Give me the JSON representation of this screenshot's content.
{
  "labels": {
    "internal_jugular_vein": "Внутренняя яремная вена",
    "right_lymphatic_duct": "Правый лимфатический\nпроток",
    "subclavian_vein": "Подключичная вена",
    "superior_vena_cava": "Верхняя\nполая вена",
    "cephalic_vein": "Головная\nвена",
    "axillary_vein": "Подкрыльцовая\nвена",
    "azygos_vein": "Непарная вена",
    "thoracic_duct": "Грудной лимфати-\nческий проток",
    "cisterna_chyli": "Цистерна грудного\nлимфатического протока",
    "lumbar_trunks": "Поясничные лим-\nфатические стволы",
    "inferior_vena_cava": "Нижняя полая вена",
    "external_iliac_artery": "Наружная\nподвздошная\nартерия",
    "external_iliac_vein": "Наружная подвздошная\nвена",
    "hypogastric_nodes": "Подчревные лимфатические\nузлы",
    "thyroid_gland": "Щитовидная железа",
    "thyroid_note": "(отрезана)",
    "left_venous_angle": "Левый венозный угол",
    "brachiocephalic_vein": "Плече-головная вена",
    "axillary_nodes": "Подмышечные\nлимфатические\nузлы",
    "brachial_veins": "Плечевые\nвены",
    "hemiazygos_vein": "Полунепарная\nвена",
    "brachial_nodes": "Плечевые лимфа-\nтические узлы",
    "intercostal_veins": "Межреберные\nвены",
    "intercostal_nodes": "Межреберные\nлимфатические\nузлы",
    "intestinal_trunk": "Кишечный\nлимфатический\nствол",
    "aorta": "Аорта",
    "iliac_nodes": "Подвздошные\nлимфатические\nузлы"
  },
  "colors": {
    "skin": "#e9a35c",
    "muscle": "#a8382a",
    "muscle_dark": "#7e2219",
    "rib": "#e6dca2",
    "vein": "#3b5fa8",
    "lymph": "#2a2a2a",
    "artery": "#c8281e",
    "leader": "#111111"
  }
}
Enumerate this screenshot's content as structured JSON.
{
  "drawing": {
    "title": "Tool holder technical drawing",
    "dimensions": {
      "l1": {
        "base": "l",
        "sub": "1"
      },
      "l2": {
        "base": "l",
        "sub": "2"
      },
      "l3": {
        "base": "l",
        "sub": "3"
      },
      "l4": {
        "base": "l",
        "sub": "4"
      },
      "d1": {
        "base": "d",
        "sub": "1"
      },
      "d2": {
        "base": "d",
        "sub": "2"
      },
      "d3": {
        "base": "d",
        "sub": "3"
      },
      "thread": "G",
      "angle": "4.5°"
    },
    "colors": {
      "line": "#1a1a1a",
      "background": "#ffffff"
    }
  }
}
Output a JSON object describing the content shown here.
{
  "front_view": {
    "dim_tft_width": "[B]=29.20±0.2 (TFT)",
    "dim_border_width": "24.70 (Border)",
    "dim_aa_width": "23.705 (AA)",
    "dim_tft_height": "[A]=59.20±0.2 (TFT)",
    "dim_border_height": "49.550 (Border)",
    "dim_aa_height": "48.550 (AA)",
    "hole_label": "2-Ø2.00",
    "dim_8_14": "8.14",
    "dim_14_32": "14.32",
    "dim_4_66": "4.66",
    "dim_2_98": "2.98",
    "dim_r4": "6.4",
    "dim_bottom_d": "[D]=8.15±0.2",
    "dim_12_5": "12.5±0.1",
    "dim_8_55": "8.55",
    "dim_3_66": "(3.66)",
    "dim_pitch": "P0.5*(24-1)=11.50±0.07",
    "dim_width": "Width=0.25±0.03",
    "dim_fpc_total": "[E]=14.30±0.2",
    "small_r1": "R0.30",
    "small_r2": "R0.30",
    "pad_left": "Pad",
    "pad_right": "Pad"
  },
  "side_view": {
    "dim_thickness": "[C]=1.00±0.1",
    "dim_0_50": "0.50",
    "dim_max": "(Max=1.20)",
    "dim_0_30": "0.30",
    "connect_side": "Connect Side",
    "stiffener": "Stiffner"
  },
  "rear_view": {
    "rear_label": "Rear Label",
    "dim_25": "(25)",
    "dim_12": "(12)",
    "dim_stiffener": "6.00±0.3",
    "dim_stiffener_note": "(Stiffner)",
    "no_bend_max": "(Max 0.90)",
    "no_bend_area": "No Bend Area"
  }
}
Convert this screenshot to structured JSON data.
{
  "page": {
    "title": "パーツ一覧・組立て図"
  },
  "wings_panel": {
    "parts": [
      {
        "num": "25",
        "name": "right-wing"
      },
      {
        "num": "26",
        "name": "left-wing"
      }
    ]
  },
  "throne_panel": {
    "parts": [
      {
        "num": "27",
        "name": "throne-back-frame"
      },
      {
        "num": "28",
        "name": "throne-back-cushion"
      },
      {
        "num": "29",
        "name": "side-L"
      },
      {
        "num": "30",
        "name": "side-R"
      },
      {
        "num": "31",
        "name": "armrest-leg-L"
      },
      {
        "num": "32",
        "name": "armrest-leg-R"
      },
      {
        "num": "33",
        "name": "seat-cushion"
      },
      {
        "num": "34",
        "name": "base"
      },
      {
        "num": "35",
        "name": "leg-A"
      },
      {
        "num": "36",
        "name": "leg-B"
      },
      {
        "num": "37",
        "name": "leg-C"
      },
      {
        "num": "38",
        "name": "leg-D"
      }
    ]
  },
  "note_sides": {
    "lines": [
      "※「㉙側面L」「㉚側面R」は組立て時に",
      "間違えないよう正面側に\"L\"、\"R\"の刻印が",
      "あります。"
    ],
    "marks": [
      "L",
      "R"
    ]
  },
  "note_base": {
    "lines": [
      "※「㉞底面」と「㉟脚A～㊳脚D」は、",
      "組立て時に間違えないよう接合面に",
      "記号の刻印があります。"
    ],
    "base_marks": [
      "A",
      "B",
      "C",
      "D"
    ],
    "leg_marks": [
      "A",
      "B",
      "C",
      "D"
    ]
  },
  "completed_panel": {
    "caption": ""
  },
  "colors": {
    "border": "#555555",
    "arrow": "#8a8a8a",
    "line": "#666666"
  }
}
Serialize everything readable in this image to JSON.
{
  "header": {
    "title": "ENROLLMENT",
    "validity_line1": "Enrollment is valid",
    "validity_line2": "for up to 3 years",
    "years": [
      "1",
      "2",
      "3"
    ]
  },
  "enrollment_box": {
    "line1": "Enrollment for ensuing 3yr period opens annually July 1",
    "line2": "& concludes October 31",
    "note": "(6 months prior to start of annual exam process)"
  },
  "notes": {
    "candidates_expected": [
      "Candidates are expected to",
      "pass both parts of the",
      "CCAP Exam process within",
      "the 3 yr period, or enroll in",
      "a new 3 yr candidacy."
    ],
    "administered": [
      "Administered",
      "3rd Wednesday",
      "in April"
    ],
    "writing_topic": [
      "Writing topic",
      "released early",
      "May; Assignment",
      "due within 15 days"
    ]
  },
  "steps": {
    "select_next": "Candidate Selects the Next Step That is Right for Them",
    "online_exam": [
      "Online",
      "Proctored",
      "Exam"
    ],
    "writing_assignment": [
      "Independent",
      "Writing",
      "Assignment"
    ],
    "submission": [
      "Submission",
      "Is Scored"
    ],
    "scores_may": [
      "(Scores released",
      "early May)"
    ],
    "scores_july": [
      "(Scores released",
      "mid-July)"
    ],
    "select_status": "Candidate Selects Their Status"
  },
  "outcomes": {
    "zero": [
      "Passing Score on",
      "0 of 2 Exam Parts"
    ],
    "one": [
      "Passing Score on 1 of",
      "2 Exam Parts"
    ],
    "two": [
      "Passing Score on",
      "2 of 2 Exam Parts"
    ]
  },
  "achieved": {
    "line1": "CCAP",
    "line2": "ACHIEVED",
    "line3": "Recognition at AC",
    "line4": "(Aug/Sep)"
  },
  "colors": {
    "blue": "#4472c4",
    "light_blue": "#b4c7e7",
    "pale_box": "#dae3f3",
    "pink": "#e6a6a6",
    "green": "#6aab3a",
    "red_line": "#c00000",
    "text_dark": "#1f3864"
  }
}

WHAT THE EXERCISE ASKS:
Copy each line of the preceding data that contains the string "title".

SOLUTION TO THE PROBLEM:
    "title": "Tool holder technical drawing",
    "title": "パーツ一覧・組立て図"
    "title": "ENROLLMENT",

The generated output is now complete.